**Problem description**
Repeat the listing in full, exactly as it stands.

**Supplied records**
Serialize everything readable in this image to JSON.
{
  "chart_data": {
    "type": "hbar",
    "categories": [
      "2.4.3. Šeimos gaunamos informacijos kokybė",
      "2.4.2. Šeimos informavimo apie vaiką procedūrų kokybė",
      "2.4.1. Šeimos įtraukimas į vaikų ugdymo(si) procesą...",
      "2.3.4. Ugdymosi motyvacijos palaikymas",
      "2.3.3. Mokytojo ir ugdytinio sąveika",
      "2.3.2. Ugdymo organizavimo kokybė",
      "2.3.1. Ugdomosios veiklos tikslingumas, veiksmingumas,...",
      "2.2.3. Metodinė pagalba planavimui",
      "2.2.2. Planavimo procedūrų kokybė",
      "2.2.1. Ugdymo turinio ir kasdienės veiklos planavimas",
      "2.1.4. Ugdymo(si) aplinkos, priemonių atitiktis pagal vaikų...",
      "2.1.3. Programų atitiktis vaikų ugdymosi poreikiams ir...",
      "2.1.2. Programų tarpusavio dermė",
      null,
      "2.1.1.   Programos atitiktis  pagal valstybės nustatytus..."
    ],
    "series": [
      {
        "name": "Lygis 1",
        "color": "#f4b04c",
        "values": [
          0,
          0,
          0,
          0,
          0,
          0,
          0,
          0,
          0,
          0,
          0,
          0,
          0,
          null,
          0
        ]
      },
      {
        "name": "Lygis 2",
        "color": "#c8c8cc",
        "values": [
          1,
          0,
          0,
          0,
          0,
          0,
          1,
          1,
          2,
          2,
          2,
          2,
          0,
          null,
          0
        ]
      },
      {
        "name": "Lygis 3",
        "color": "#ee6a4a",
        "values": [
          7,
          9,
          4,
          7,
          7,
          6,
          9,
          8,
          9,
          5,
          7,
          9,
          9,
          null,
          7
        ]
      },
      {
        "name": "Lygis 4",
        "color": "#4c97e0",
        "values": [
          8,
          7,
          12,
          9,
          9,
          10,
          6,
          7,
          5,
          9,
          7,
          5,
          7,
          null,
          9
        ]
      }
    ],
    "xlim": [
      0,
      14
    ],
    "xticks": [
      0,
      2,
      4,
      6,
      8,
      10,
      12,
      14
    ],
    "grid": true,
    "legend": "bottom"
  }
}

**Written reply**
Serialize everything readable in this image to JSON.
{
  "chart_data": {
    "type": "hbar",
    "categories": [
      "2.4.3. Šeimos gaunamos informacijos kokybė",
      "2.4.2. Šeimos informavimo apie vaiką procedūrų kokybė",
      "2.4.1. Šeimos įtraukimas į vaikų ugdymo(si) procesą...",
      "2.3.4. Ugdymosi motyvacijos palaikymas",
      "2.3.3. Mokytojo ir ugdytinio sąveika",
      "2.3.2. Ugdymo organizavimo kokybė",
      "2.3.1. Ugdomosios veiklos tikslingumas, veiksmingumas,...",
      "2.2.3. Metodinė pagalba planavimui",
      "2.2.2. Planavimo procedūrų kokybė",
      "2.2.1. Ugdymo turinio ir kasdienės veiklos planavimas",
      "2.1.4. Ugdymo(si) aplinkos, priemonių atitiktis pagal vaikų...",
      "2.1.3. Programų atitiktis vaikų ugdymosi poreikiams ir...",
      "2.1.2. Programų tarpusavio dermė",
      null,
      "2.1.1.   Programos atitiktis  pagal valstybės nustatytus..."
    ],
    "series": [
      {
        "name": "Lygis 1",
        "color": "#f4b04c",
        "values": [
          0,
          0,
          0,
          0,
          0,
          0,
          0,
          0,
          0,
          0,
          0,
          0,
          0,
          null,
          0
        ]
      },
      {
        "name": "Lygis 2",
        "color": "#c8c8cc",
        "values": [
          1,
          0,
          0,
          0,
          0,
          0,
          1,
          1,
          2,
          2,
          2,
          2,
          0,
          null,
          0
        ]
      },
      {
        "name": "Lygis 3",
        "color": "#ee6a4a",
        "values": [
          7,
          9,
          4,
          7,
          7,
          6,
          9,
          8,
          9,
          5,
          7,
          9,
          9,
          null,
          7
        ]
      },
      {
        "name": "Lygis 4",
        "color": "#4c97e0",
        "values": [
          8,
          7,
          12,
          9,
          9,
          10,
          6,
          7,
          5,
          9,
          7,
          5,
          7,
          null,
          9
        ]
      }
    ],
    "xlim": [
      0,
      14
    ],
    "xticks": [
      0,
      2,
      4,
      6,
      8,
      10,
      12,
      14
    ],
    "grid": true,
    "legend": "bottom"
  }
}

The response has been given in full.